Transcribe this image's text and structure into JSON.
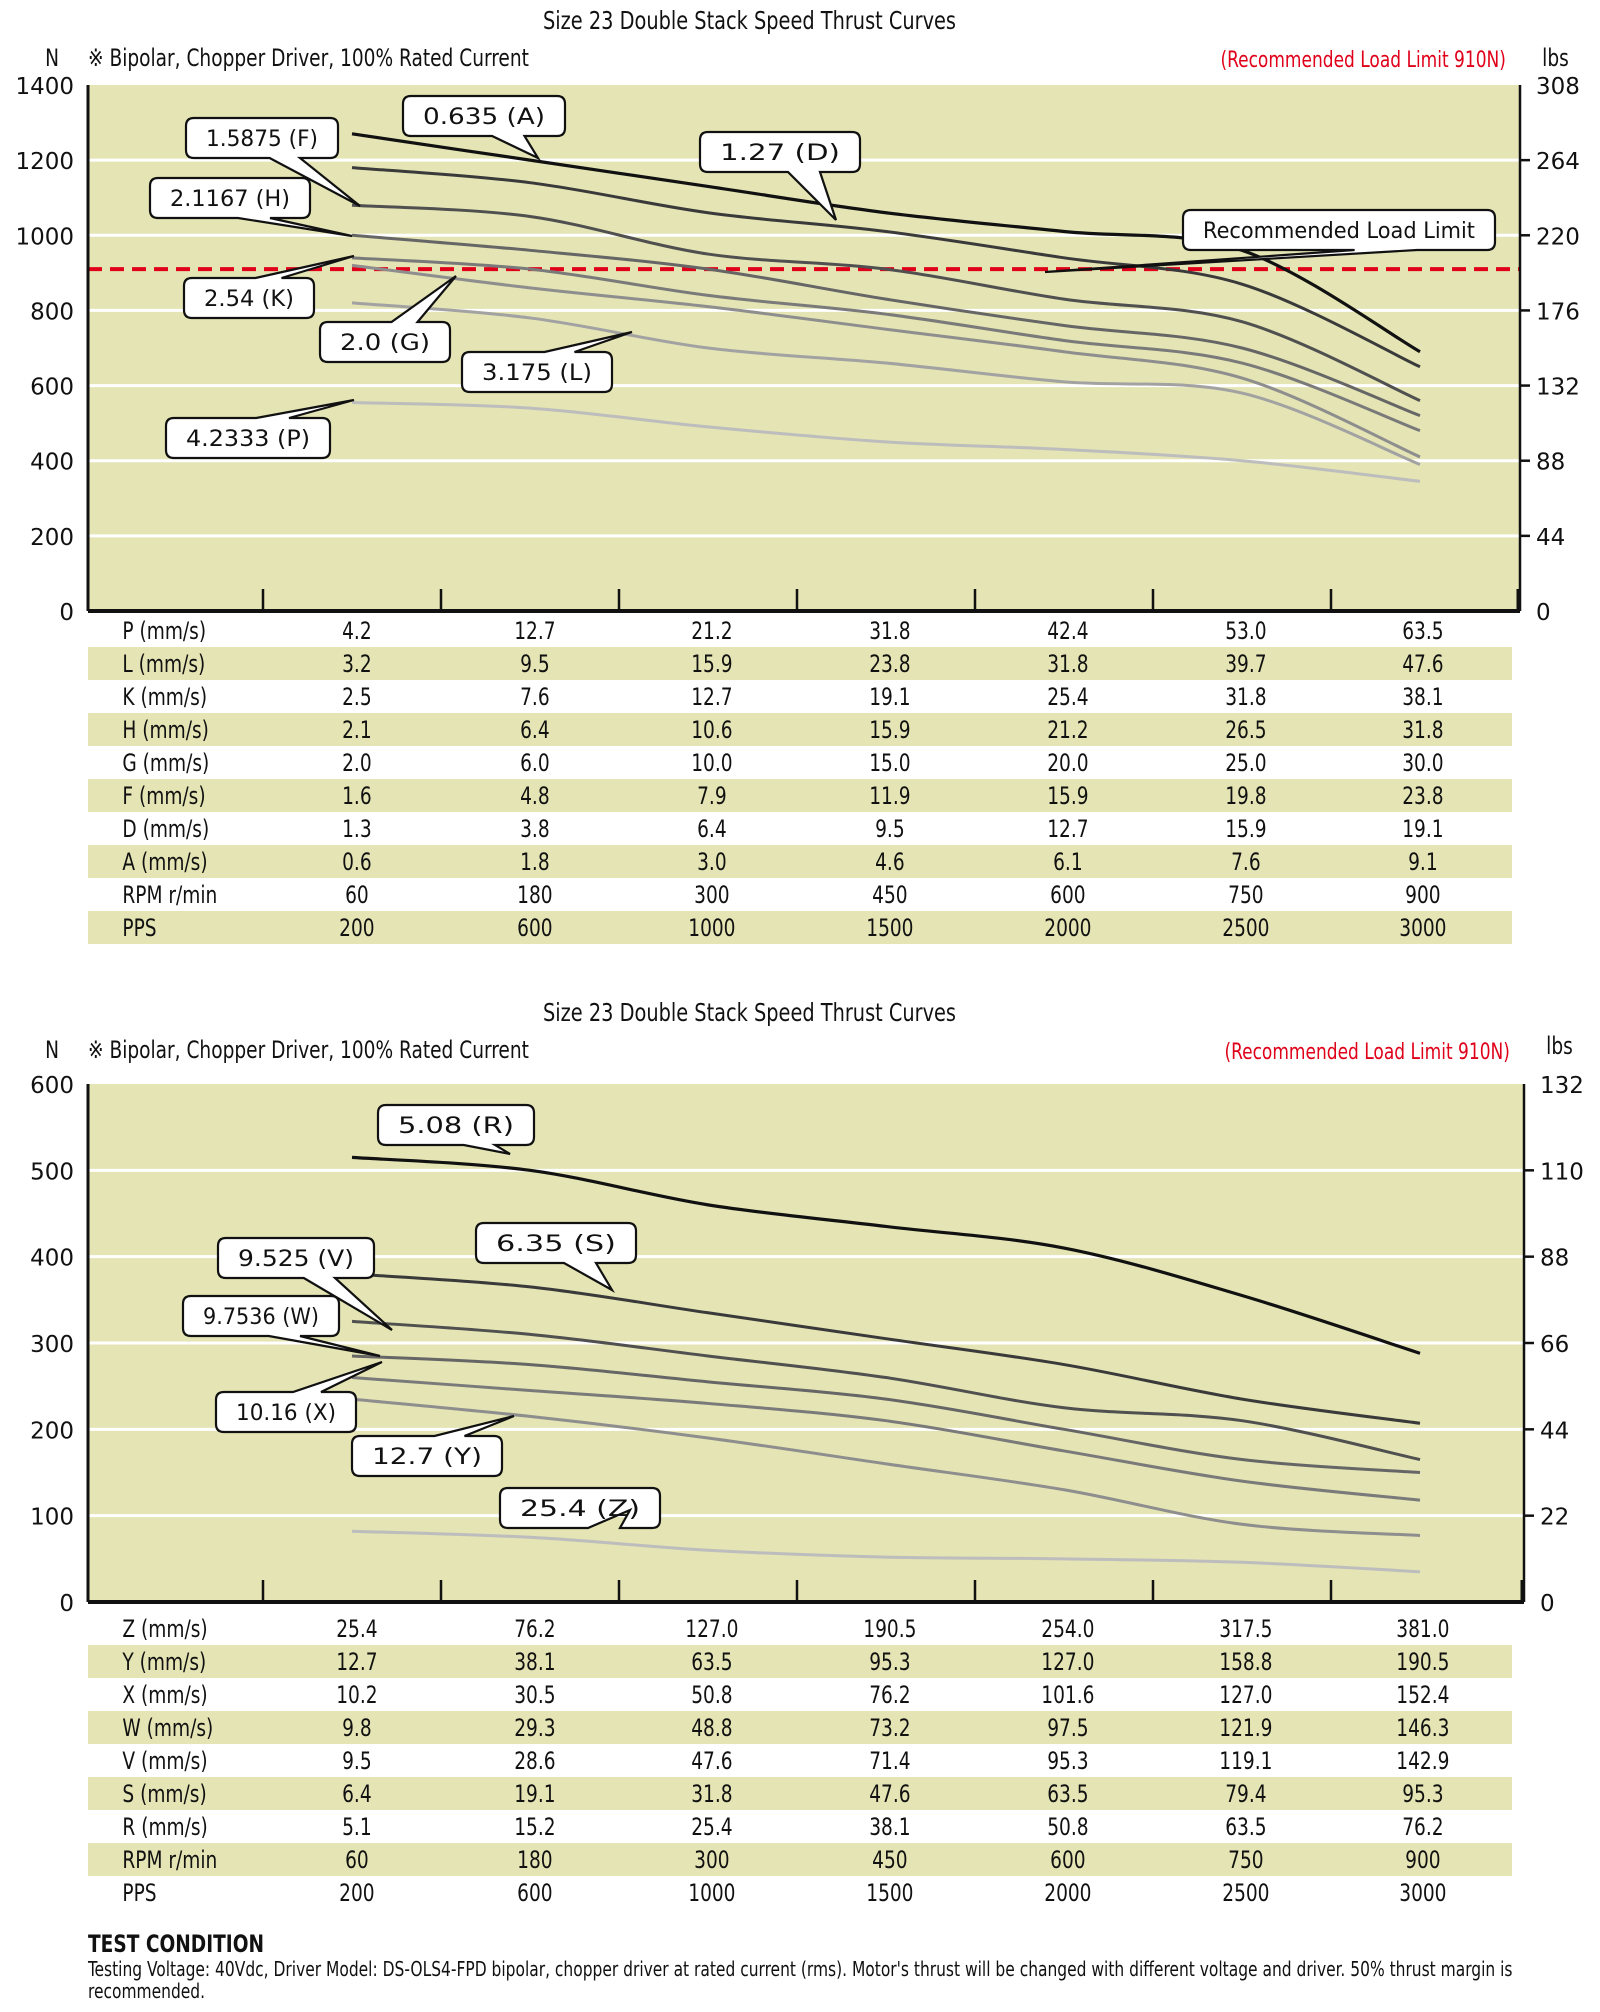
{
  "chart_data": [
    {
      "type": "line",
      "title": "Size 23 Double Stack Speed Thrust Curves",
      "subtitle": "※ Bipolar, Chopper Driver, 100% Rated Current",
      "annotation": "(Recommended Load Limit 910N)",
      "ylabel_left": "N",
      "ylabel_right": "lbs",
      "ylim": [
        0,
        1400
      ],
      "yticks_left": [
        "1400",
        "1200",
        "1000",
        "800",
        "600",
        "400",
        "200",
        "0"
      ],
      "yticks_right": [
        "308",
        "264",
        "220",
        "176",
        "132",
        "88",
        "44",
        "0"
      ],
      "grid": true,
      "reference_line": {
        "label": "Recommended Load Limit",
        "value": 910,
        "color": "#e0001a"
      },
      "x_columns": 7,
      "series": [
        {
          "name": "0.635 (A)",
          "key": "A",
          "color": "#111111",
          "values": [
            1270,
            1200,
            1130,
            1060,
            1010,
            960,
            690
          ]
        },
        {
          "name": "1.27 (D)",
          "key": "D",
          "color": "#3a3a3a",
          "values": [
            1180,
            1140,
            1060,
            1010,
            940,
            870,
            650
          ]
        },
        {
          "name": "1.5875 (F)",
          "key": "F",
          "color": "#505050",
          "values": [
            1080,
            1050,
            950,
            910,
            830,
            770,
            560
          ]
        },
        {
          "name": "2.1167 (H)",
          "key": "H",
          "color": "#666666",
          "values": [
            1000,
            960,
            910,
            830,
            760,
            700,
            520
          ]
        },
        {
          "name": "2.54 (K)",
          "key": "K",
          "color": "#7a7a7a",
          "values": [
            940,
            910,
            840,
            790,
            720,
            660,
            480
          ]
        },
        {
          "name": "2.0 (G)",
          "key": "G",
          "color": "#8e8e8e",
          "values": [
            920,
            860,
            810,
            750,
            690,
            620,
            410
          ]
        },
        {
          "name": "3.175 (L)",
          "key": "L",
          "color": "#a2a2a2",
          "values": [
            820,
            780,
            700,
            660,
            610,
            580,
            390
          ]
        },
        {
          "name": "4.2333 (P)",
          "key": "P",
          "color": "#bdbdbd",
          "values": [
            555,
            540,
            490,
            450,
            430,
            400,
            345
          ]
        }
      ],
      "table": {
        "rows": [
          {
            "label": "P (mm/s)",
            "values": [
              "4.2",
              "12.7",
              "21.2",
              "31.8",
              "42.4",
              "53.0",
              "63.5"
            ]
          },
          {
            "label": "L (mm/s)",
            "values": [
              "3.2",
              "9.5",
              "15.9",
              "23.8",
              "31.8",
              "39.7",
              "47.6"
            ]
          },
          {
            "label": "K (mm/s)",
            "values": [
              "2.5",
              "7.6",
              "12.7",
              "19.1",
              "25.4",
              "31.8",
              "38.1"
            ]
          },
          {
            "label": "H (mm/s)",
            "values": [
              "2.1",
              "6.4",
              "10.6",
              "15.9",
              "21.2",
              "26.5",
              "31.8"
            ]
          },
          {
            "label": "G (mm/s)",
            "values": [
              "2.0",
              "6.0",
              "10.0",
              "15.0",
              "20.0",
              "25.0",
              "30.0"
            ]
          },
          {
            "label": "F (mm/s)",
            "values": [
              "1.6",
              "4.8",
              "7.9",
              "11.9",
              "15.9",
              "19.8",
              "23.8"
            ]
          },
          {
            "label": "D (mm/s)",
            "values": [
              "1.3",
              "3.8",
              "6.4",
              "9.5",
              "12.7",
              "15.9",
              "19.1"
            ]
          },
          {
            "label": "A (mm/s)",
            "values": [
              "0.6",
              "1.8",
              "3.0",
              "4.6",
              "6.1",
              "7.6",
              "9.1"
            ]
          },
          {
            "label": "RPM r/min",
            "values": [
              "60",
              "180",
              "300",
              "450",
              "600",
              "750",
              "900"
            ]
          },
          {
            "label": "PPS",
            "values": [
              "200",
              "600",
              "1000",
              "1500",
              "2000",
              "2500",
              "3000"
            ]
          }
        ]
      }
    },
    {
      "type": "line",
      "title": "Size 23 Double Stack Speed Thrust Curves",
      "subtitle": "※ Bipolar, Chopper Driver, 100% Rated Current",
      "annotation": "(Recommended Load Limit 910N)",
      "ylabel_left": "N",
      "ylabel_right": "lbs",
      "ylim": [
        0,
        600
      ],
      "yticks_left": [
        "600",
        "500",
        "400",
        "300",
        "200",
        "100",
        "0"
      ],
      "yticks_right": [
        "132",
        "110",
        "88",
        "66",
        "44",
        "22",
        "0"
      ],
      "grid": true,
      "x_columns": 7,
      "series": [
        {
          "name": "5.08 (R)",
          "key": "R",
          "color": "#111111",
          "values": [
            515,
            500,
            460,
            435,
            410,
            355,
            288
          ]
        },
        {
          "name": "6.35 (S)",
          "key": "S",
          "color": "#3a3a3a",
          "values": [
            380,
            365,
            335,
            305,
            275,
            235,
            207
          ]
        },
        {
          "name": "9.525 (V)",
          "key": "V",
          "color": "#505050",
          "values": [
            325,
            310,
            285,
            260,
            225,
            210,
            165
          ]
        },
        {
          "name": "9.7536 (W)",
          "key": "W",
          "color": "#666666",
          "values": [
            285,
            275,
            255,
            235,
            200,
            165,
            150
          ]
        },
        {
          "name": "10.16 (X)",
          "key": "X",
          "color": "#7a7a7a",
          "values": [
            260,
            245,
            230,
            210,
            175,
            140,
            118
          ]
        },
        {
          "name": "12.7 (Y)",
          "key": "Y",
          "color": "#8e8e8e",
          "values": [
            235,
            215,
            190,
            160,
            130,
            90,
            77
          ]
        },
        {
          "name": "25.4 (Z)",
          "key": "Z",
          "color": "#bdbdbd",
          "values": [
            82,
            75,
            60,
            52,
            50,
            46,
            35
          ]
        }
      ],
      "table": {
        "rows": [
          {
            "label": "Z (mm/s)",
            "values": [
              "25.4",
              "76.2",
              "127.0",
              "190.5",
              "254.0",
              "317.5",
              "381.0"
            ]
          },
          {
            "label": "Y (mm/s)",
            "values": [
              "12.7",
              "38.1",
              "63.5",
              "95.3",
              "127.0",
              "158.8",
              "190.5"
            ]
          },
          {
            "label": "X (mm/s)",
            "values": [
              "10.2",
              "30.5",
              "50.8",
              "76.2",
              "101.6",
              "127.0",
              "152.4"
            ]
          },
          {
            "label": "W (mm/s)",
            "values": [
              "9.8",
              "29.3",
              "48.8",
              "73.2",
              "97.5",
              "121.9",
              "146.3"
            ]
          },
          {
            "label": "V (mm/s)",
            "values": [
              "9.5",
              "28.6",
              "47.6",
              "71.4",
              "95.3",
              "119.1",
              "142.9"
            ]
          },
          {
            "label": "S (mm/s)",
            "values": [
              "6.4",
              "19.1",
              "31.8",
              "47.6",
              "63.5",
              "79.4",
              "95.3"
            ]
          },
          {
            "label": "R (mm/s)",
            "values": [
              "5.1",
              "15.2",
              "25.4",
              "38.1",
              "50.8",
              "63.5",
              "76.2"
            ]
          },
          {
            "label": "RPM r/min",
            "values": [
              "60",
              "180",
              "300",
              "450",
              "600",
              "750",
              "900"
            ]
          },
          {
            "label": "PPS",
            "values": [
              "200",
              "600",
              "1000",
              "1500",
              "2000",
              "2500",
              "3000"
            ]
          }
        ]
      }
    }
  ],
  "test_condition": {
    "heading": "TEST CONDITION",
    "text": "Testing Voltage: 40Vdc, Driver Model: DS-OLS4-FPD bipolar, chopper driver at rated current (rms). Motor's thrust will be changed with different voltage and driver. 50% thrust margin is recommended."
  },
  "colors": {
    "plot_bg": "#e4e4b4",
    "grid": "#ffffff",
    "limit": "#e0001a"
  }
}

...

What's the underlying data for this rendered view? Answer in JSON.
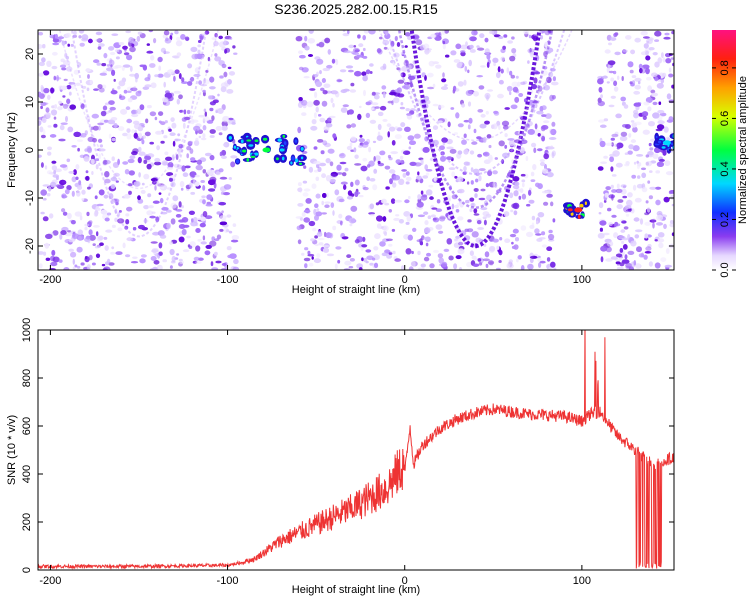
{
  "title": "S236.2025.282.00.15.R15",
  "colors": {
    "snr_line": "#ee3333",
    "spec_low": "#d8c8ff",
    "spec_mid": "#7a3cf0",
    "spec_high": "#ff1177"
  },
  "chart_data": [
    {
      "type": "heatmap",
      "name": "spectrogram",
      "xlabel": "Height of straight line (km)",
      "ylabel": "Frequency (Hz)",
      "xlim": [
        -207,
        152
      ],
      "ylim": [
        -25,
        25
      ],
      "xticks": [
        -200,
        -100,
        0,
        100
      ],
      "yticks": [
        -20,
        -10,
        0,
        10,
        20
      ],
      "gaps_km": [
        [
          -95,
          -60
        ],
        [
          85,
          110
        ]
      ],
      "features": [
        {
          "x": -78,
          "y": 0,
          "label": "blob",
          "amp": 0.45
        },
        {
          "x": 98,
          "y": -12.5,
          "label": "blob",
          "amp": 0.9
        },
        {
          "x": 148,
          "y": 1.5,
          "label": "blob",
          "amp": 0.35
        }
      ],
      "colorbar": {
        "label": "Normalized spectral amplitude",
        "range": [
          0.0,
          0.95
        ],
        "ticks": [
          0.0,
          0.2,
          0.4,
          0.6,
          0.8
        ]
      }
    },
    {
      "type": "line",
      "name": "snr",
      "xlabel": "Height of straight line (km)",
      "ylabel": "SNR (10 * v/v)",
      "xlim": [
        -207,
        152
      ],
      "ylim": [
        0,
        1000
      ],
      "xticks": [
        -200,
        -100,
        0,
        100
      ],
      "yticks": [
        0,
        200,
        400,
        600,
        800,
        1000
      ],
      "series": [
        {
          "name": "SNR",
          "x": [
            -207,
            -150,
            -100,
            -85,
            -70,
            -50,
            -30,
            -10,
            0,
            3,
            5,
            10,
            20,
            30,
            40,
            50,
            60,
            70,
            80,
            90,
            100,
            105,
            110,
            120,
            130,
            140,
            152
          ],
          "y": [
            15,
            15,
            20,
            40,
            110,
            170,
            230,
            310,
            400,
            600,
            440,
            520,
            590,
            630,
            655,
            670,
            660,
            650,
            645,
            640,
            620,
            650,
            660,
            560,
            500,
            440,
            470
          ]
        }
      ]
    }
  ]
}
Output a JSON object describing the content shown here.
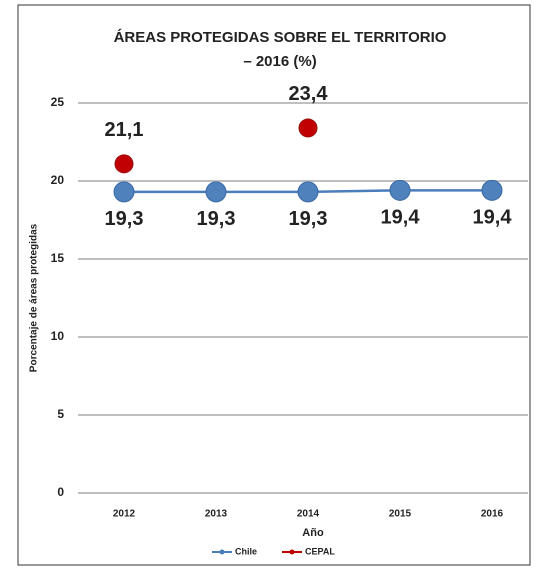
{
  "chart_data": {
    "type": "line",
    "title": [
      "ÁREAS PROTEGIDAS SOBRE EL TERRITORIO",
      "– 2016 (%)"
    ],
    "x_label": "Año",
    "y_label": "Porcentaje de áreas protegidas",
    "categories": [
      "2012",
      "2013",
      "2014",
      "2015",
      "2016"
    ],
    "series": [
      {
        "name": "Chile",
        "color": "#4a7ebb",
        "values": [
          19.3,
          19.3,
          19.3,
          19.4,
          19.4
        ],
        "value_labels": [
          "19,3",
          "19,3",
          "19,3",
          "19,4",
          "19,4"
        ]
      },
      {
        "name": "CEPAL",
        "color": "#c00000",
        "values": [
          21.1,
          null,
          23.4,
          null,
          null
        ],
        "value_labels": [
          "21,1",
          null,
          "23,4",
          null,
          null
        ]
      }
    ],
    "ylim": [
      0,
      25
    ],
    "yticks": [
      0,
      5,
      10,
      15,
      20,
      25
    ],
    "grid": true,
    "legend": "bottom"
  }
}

---

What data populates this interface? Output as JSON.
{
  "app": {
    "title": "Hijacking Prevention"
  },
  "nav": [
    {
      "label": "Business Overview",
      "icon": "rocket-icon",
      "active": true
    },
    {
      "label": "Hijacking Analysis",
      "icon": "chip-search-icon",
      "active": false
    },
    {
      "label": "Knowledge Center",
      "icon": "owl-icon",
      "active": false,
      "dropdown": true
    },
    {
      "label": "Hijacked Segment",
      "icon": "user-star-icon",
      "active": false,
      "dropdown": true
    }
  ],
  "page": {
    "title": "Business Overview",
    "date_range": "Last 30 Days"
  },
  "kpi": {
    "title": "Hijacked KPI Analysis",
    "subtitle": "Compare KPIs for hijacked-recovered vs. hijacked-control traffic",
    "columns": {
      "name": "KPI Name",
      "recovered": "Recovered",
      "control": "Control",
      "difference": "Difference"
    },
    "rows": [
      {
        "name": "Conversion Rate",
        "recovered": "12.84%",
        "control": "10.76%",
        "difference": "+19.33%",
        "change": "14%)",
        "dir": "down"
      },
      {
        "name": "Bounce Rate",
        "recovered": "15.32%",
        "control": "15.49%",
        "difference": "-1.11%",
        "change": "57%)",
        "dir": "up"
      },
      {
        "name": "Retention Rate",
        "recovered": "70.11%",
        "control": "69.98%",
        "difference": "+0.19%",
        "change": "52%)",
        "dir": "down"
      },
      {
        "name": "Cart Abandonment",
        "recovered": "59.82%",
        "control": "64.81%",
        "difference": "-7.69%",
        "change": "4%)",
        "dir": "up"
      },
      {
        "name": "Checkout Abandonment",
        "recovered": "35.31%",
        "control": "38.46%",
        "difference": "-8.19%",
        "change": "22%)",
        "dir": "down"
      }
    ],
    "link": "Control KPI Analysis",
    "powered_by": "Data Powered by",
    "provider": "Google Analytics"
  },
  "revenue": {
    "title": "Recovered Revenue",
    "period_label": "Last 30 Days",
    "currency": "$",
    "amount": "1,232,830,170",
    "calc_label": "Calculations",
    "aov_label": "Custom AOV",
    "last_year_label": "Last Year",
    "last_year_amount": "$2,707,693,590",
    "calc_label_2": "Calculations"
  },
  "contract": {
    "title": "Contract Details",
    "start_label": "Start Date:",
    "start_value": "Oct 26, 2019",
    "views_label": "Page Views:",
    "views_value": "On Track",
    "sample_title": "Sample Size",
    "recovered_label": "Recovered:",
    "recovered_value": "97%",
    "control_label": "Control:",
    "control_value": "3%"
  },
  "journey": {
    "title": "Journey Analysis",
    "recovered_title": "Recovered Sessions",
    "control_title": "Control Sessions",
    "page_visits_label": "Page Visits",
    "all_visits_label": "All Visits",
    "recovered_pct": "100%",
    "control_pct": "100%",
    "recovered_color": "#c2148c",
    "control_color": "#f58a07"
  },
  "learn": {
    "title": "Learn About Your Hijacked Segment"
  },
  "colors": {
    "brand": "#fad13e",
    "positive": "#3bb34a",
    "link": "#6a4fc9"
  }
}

**Short exercise:** Every line of the listing that holds "text" should be found and copied.

**Solution for this task:**
Transcribe this image's text and structure into JSON.
    "text": "Testing Voltage: 40Vdc, Driver Model: DS-OLS4-FPD bipolar, chopper driver at rated current (rms). Motor's thrust will be changed with different voltage and driver. 50% thrust margin is recommended."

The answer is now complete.